_Stored records_.
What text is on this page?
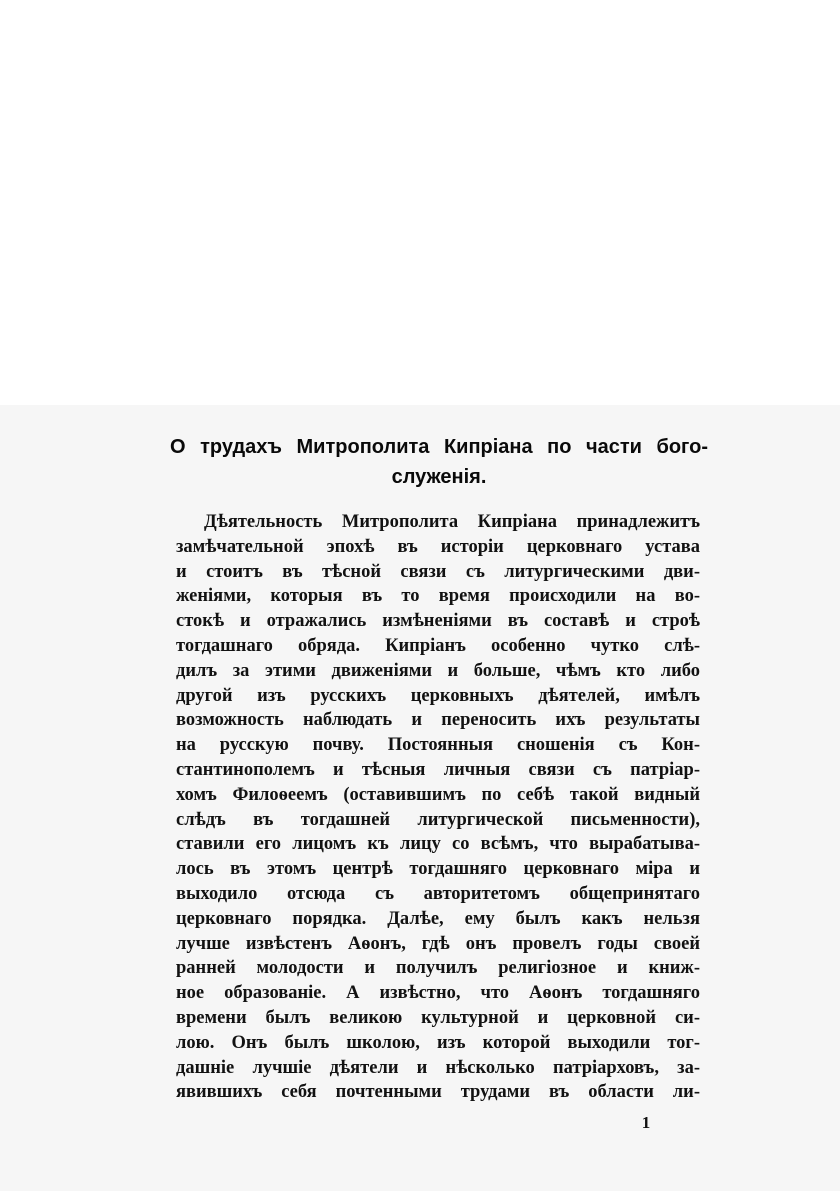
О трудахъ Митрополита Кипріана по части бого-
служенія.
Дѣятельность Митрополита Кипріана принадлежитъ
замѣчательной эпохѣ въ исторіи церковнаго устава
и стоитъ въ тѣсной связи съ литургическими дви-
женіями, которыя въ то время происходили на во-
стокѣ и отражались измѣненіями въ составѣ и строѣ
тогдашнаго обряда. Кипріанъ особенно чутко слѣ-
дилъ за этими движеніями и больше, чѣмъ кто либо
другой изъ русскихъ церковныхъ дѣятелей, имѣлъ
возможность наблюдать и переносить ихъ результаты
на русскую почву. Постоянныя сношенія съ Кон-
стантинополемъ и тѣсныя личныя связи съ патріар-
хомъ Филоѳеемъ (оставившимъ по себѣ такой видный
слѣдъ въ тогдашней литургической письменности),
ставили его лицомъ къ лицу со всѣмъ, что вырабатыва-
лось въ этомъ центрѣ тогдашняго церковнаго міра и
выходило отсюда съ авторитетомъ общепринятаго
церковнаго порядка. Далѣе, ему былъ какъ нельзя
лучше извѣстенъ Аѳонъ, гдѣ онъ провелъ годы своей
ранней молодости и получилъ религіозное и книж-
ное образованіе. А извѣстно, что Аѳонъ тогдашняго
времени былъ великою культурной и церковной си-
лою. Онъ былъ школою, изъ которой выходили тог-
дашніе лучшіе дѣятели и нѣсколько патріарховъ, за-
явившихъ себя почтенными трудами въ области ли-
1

==

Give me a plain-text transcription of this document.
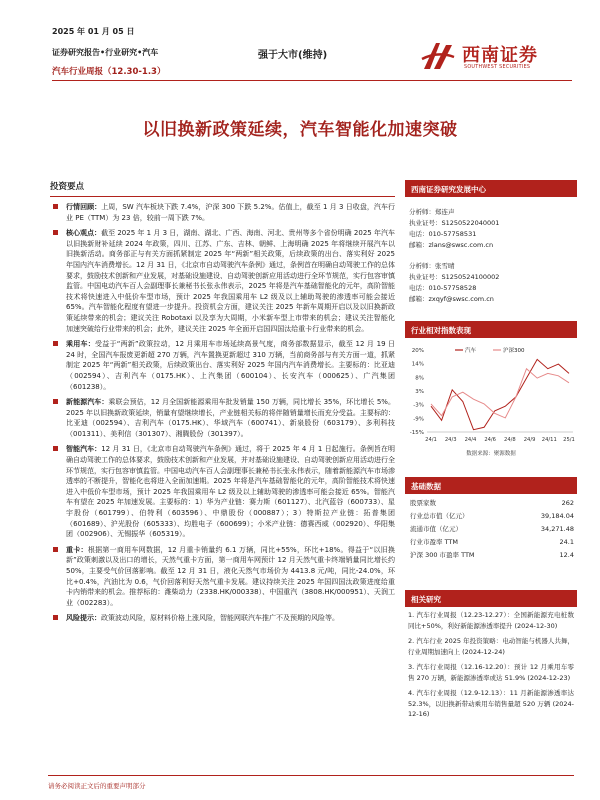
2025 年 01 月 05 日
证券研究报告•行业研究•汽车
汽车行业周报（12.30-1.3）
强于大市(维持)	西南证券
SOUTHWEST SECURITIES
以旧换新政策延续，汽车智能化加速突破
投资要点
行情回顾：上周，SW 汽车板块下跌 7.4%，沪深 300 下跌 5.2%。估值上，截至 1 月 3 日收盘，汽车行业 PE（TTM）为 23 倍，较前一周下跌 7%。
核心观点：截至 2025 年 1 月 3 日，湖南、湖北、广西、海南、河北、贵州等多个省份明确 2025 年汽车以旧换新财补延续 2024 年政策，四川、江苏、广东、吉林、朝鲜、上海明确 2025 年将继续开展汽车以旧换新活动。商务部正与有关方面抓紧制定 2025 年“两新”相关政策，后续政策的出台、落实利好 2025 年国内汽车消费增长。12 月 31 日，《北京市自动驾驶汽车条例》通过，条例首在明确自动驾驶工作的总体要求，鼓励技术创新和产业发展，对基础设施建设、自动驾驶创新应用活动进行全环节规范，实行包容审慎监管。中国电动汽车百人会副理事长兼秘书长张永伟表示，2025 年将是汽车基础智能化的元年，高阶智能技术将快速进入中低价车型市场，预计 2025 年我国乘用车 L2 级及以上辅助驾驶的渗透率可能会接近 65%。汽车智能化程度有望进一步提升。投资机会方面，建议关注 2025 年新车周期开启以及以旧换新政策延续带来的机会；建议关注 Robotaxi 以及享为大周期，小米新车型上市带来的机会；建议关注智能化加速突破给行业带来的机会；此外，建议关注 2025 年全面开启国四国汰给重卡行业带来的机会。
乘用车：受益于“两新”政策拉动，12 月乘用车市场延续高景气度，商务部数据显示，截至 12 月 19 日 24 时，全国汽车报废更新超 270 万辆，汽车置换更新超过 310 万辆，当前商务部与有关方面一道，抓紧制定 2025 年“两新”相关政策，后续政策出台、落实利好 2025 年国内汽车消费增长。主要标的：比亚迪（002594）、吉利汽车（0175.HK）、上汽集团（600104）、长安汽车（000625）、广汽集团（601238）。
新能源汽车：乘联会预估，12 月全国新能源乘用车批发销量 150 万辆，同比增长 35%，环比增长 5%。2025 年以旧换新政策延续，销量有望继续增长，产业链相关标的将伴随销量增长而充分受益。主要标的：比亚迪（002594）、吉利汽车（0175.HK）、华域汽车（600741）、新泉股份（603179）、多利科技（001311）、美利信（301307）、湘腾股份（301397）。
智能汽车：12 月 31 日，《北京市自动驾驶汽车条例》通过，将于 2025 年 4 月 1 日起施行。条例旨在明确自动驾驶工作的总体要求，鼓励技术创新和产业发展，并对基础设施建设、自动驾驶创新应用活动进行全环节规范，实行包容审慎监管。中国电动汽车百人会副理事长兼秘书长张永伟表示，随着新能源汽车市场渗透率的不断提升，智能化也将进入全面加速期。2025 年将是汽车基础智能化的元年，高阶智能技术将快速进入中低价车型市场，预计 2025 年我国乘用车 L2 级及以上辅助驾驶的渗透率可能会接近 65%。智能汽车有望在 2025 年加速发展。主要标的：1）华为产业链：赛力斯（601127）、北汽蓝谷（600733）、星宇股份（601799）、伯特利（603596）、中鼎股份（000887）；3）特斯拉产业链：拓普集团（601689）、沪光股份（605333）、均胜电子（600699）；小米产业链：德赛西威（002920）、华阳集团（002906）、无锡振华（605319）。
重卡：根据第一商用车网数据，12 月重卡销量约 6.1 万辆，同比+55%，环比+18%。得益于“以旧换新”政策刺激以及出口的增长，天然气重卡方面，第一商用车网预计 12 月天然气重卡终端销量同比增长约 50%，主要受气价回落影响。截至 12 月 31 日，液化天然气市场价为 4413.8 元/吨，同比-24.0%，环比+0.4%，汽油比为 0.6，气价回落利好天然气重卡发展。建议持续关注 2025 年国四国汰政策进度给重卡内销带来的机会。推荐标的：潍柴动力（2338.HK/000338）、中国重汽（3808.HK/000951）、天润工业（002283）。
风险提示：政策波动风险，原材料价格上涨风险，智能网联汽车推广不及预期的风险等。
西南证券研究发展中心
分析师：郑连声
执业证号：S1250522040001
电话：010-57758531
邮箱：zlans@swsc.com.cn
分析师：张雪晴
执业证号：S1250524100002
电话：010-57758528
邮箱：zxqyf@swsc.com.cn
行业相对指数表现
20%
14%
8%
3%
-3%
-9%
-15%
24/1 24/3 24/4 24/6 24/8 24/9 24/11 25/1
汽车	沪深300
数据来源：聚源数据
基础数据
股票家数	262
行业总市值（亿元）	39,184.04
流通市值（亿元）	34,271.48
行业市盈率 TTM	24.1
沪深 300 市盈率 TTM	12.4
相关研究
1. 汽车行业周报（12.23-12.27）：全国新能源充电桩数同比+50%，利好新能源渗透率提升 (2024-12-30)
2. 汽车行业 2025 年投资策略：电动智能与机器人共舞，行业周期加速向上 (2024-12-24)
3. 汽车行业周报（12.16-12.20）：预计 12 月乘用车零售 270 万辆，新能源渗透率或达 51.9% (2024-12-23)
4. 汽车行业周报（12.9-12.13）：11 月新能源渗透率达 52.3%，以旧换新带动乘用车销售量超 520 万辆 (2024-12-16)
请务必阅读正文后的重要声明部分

_Problem to solve_. Count every line in the data that contains the word "北京市自动驾驶汽车条例", then give that count and nothing else.

_Exercise response_. 2